--- begin RECORDS SHOWN ---
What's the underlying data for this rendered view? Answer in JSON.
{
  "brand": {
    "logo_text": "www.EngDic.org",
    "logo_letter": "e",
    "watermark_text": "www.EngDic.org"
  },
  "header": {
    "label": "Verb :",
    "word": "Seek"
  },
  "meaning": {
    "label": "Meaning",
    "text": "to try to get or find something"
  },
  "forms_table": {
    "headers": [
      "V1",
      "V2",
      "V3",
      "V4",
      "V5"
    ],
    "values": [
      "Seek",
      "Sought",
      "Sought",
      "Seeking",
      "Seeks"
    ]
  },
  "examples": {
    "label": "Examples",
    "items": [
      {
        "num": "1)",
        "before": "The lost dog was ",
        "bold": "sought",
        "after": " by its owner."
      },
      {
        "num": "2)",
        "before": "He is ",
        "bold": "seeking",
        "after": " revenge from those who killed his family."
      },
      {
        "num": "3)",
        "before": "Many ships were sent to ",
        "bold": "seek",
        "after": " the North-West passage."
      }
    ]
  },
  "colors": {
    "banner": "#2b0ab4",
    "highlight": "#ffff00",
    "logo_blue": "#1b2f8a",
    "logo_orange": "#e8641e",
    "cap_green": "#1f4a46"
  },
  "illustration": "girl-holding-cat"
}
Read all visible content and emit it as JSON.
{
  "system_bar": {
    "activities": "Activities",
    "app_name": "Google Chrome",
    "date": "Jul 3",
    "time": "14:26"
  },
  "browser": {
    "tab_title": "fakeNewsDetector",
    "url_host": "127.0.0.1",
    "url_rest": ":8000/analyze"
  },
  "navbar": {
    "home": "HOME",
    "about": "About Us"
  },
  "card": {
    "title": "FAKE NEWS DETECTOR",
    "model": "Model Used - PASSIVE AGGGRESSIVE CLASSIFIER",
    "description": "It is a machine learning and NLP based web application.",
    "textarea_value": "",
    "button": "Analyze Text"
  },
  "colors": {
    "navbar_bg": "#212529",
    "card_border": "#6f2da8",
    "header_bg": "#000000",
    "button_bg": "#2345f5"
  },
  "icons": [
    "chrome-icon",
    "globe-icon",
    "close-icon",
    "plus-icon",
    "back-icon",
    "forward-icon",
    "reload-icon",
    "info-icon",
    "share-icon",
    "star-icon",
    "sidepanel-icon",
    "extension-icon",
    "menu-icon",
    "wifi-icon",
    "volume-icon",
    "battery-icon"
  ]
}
--- end RECORDS SHOWN ---
● REQUIREMENT:
Repeat the preceding lines exactly, please, every one of them.

● ANSWER TO THIS EXERCISE:
What's the underlying data for this rendered view? Answer in JSON.
{
  "brand": {
    "logo_text": "www.EngDic.org",
    "logo_letter": "e",
    "watermark_text": "www.EngDic.org"
  },
  "header": {
    "label": "Verb :",
    "word": "Seek"
  },
  "meaning": {
    "label": "Meaning",
    "text": "to try to get or find something"
  },
  "forms_table": {
    "headers": [
      "V1",
      "V2",
      "V3",
      "V4",
      "V5"
    ],
    "values": [
      "Seek",
      "Sought",
      "Sought",
      "Seeking",
      "Seeks"
    ]
  },
  "examples": {
    "label": "Examples",
    "items": [
      {
        "num": "1)",
        "before": "The lost dog was ",
        "bold": "sought",
        "after": " by its owner."
      },
      {
        "num": "2)",
        "before": "He is ",
        "bold": "seeking",
        "after": " revenge from those who killed his family."
      },
      {
        "num": "3)",
        "before": "Many ships were sent to ",
        "bold": "seek",
        "after": " the North-West passage."
      }
    ]
  },
  "colors": {
    "banner": "#2b0ab4",
    "highlight": "#ffff00",
    "logo_blue": "#1b2f8a",
    "logo_orange": "#e8641e",
    "cap_green": "#1f4a46"
  },
  "illustration": "girl-holding-cat"
}
Read all visible content and emit it as JSON.
{
  "system_bar": {
    "activities": "Activities",
    "app_name": "Google Chrome",
    "date": "Jul 3",
    "time": "14:26"
  },
  "browser": {
    "tab_title": "fakeNewsDetector",
    "url_host": "127.0.0.1",
    "url_rest": ":8000/analyze"
  },
  "navbar": {
    "home": "HOME",
    "about": "About Us"
  },
  "card": {
    "title": "FAKE NEWS DETECTOR",
    "model": "Model Used - PASSIVE AGGGRESSIVE CLASSIFIER",
    "description": "It is a machine learning and NLP based web application.",
    "textarea_value": "",
    "button": "Analyze Text"
  },
  "colors": {
    "navbar_bg": "#212529",
    "card_border": "#6f2da8",
    "header_bg": "#000000",
    "button_bg": "#2345f5"
  },
  "icons": [
    "chrome-icon",
    "globe-icon",
    "close-icon",
    "plus-icon",
    "back-icon",
    "forward-icon",
    "reload-icon",
    "info-icon",
    "share-icon",
    "star-icon",
    "sidepanel-icon",
    "extension-icon",
    "menu-icon",
    "wifi-icon",
    "volume-icon",
    "battery-icon"
  ]
}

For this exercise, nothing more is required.